• The request: In the text about St. Louis, which relative of the writer lived in Ferguson for most of her life?
** start of Source extract **
Well, that is, in an extended sort of way. I grew up in St. Louis, on the other side of town. Or rather the other “quarter” of town, because that is always how St. Louis has been divvied up, based on its socioeconomic populations. There’s West County, the safe, predominantly upper-middle and upper class white suburbia of St. Louis. Then South County, the older part of town populated by the lower-middle class echelon of African Americans and elderly white folks – unless you hit the “West End,” the posh upper class carved-out part of downtown. Then East St. Louis, the portion of my city responsible for putting us at #1 on the US’s Most Dangerous Cities list some years back. And finally, NoCo. North County. Ferguson.

Ferguson was essentially another SoCo. A mix of lower-middle class folks that in St. Louis constituted the “average African American,” “white trash,” and “old fogies.” My paternal grandmother lived there for most of her life. For me, it was a place to visit. Not a place to live. But still, it was a place that while I was in high school my mother would have only required me to call her when I got there and when I was leaving, not every five minutes, as would have been the case with downtown or East St. Louis.

Ferguson was not supposed to be that much of a time bomb.

I have never particularly loved my city. In fact, come the close of high school, I did every damn thing I could to get myself out of it. The Midwest, it’s such a closed-in place. The same sights, same ideas, same issues. All just sitting there. Caged in the bound middle of the country. Stewing. I ran away to the West Coast, where people colorful and vibrant in every sense of the words filled the streets.

The Midwest has always frightened me. It is a place of putting up white picket fences to hide the blood pooling in our yards from the wounds we all carry. It is a place where racial tension continues to draw and quarter our city, literally, and yet nobody will talk about it.

It’s a place where a wrong (i.e. “liberal”) word can get you hit by you father and a wrong movement can get you shot by a stranger.
** end of Source extract **
** start of Data shown **
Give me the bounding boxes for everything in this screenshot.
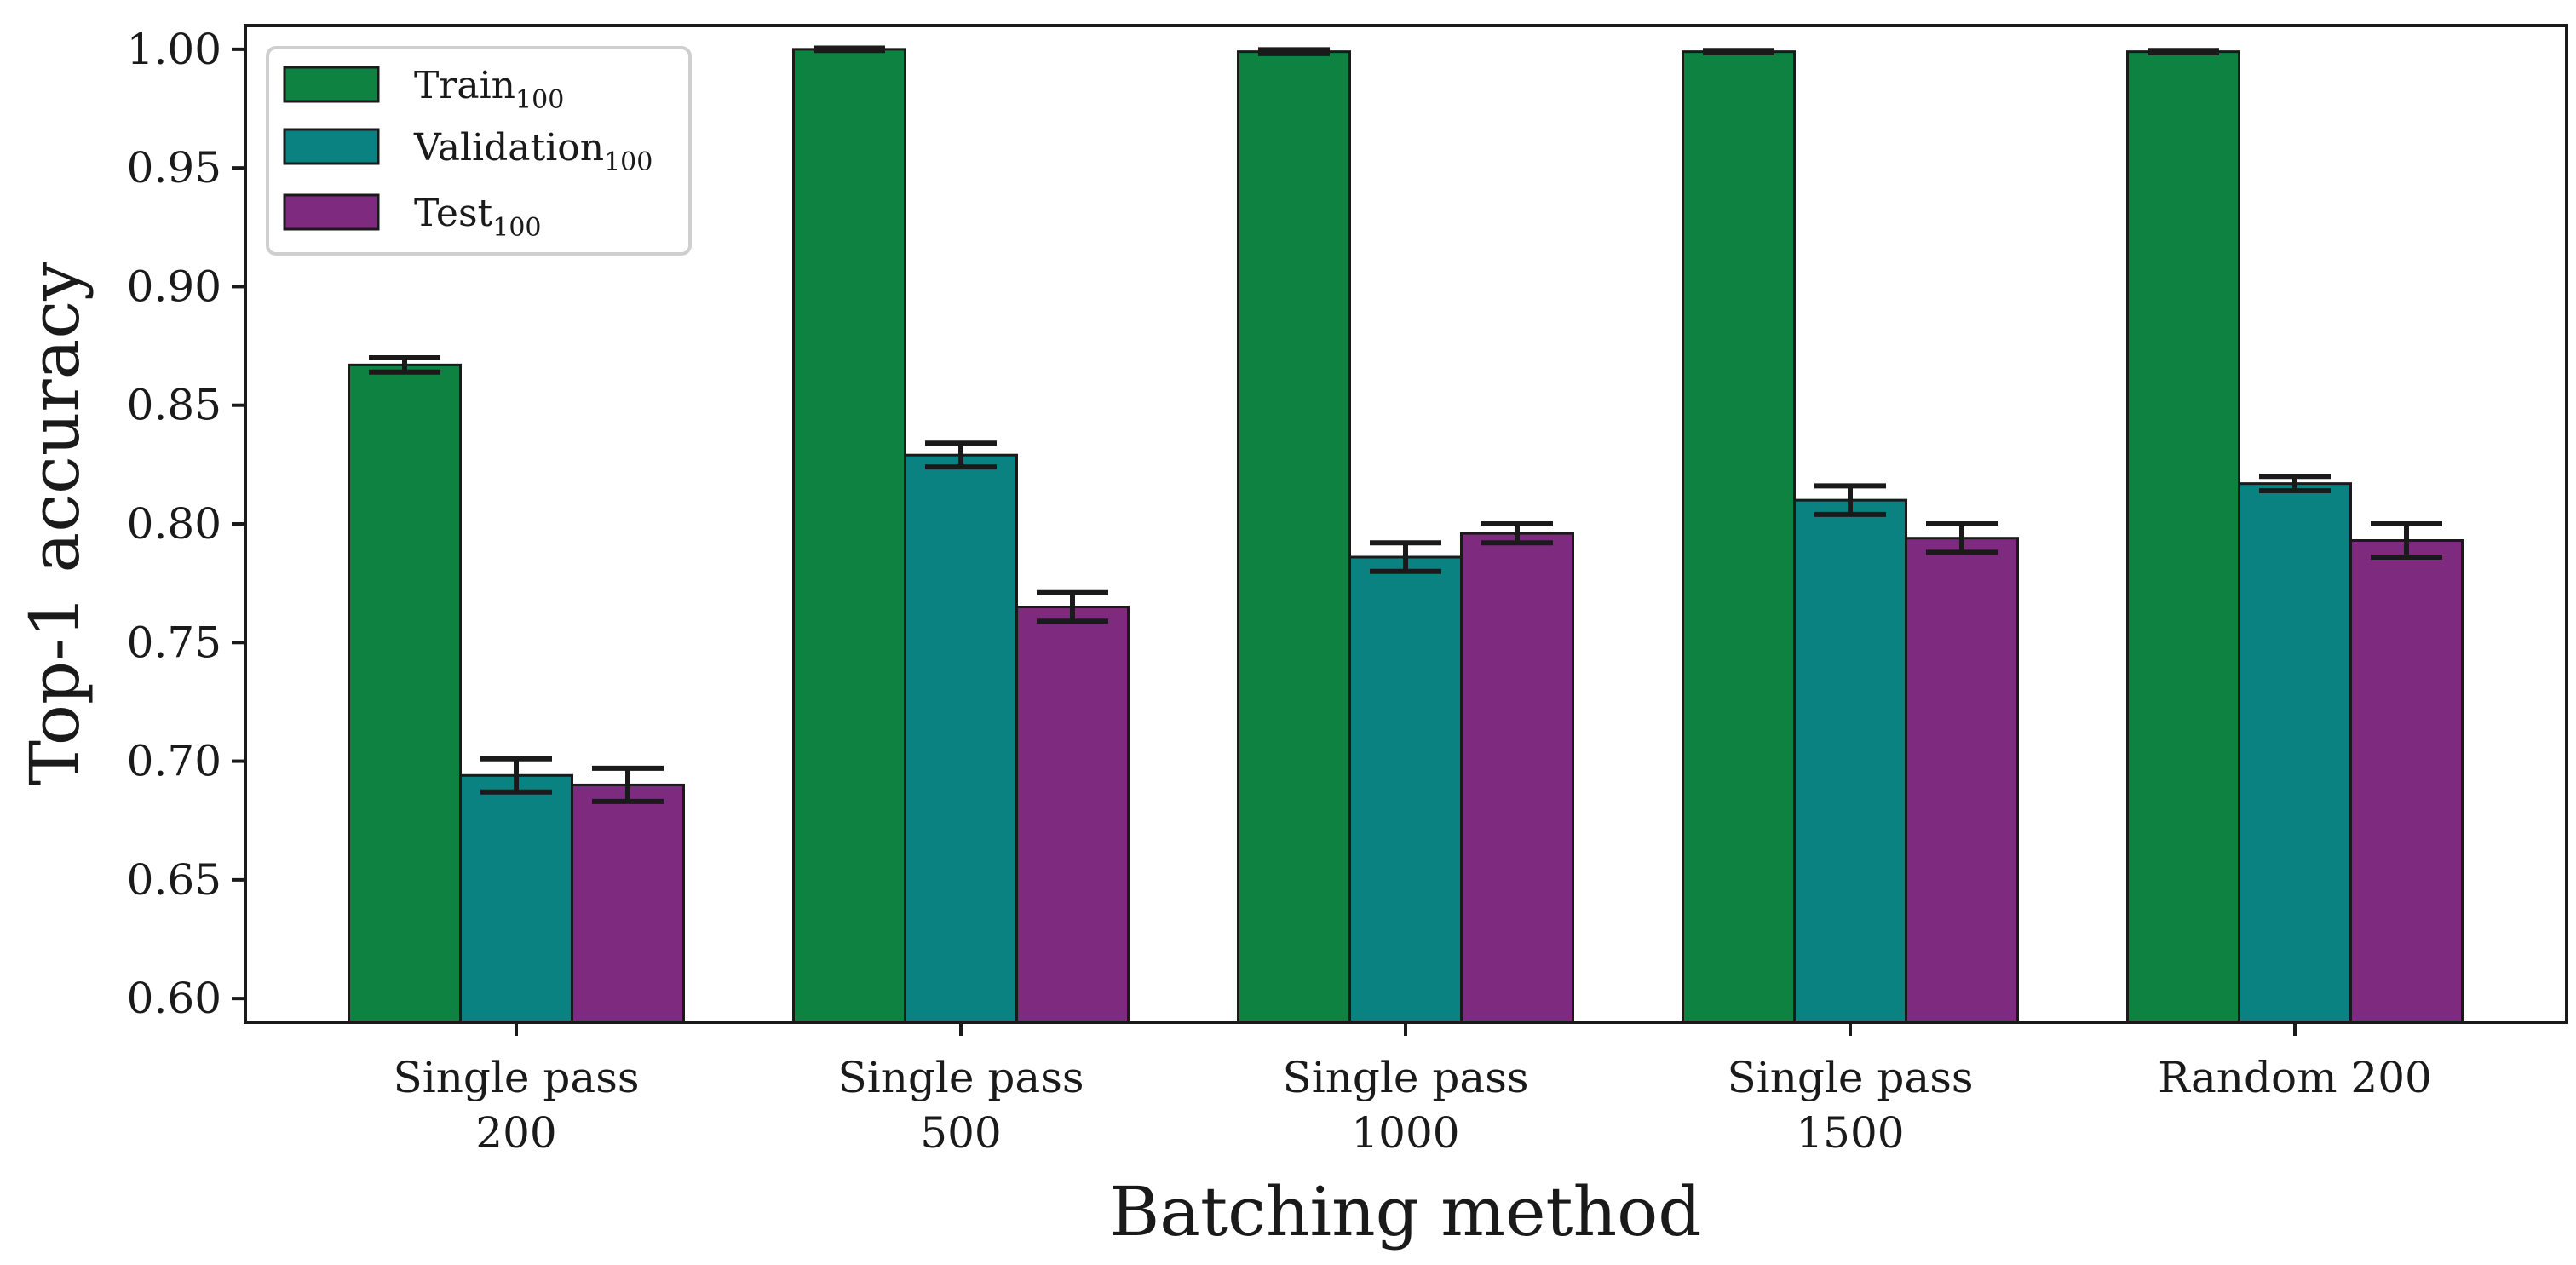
** end of Data shown **
• Task answer: The writer's paternal grandmother.